**WHAT IS EXPECTED:**
Make an exact copy of all the entries, with the pictures left out.

### RECORDS SUPPLIED ###

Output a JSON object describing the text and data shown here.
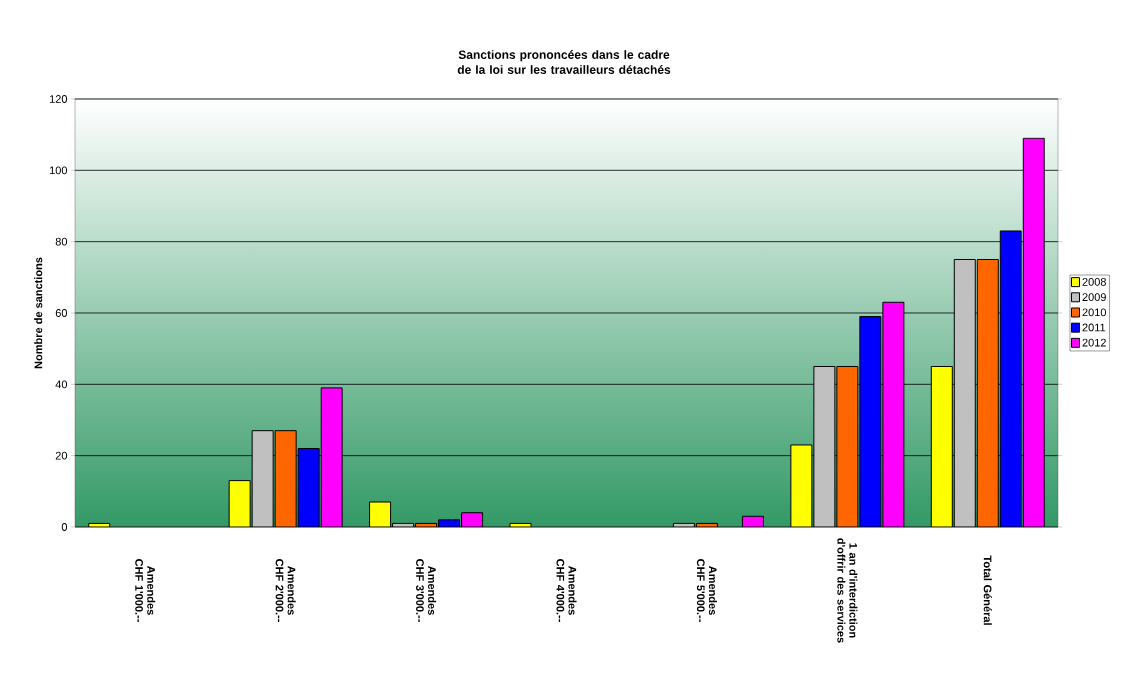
{
  "chart_data": {
    "type": "bar",
    "title": "Sanctions prononcées dans le cadre de la loi sur les travailleurs détachés",
    "ylabel": "Nombre de sanctions",
    "categories": [
      "Amendes CHF 1'000.--",
      "Amendes CHF 2'000.--",
      "Amendes CHF 3'000.--",
      "Amendes CHF 4'000.--",
      "Amendes CHF 5'000.--",
      "1 an d'interdiction d'offrir des services",
      "Total Général"
    ],
    "series": [
      {
        "name": "2008",
        "color": "#ffff00",
        "values": [
          1,
          13,
          7,
          1,
          null,
          23,
          45
        ]
      },
      {
        "name": "2009",
        "color": "#c0c0c0",
        "values": [
          null,
          27,
          1,
          null,
          1,
          45,
          75
        ]
      },
      {
        "name": "2010",
        "color": "#ff6600",
        "values": [
          null,
          27,
          1,
          null,
          1,
          45,
          75
        ]
      },
      {
        "name": "2011",
        "color": "#0000ff",
        "values": [
          null,
          22,
          2,
          null,
          null,
          59,
          83
        ]
      },
      {
        "name": "2012",
        "color": "#ff00ff",
        "values": [
          null,
          39,
          4,
          null,
          3,
          63,
          109
        ]
      }
    ],
    "ylim": [
      0,
      120
    ],
    "yticks": [
      0,
      20,
      40,
      60,
      80,
      100,
      120
    ],
    "grid": "y",
    "legend": "right"
  }
}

###

**ANSWER FOR THIS EXERCISE:**
Output a JSON object describing the text and data shown here.
{
  "chart_data": {
    "type": "bar",
    "title": "Sanctions prononcées dans le cadre de la loi sur les travailleurs détachés",
    "ylabel": "Nombre de sanctions",
    "categories": [
      "Amendes CHF 1'000.--",
      "Amendes CHF 2'000.--",
      "Amendes CHF 3'000.--",
      "Amendes CHF 4'000.--",
      "Amendes CHF 5'000.--",
      "1 an d'interdiction d'offrir des services",
      "Total Général"
    ],
    "series": [
      {
        "name": "2008",
        "color": "#ffff00",
        "values": [
          1,
          13,
          7,
          1,
          null,
          23,
          45
        ]
      },
      {
        "name": "2009",
        "color": "#c0c0c0",
        "values": [
          null,
          27,
          1,
          null,
          1,
          45,
          75
        ]
      },
      {
        "name": "2010",
        "color": "#ff6600",
        "values": [
          null,
          27,
          1,
          null,
          1,
          45,
          75
        ]
      },
      {
        "name": "2011",
        "color": "#0000ff",
        "values": [
          null,
          22,
          2,
          null,
          null,
          59,
          83
        ]
      },
      {
        "name": "2012",
        "color": "#ff00ff",
        "values": [
          null,
          39,
          4,
          null,
          3,
          63,
          109
        ]
      }
    ],
    "ylim": [
      0,
      120
    ],
    "yticks": [
      0,
      20,
      40,
      60,
      80,
      100,
      120
    ],
    "grid": "y",
    "legend": "right"
  }
}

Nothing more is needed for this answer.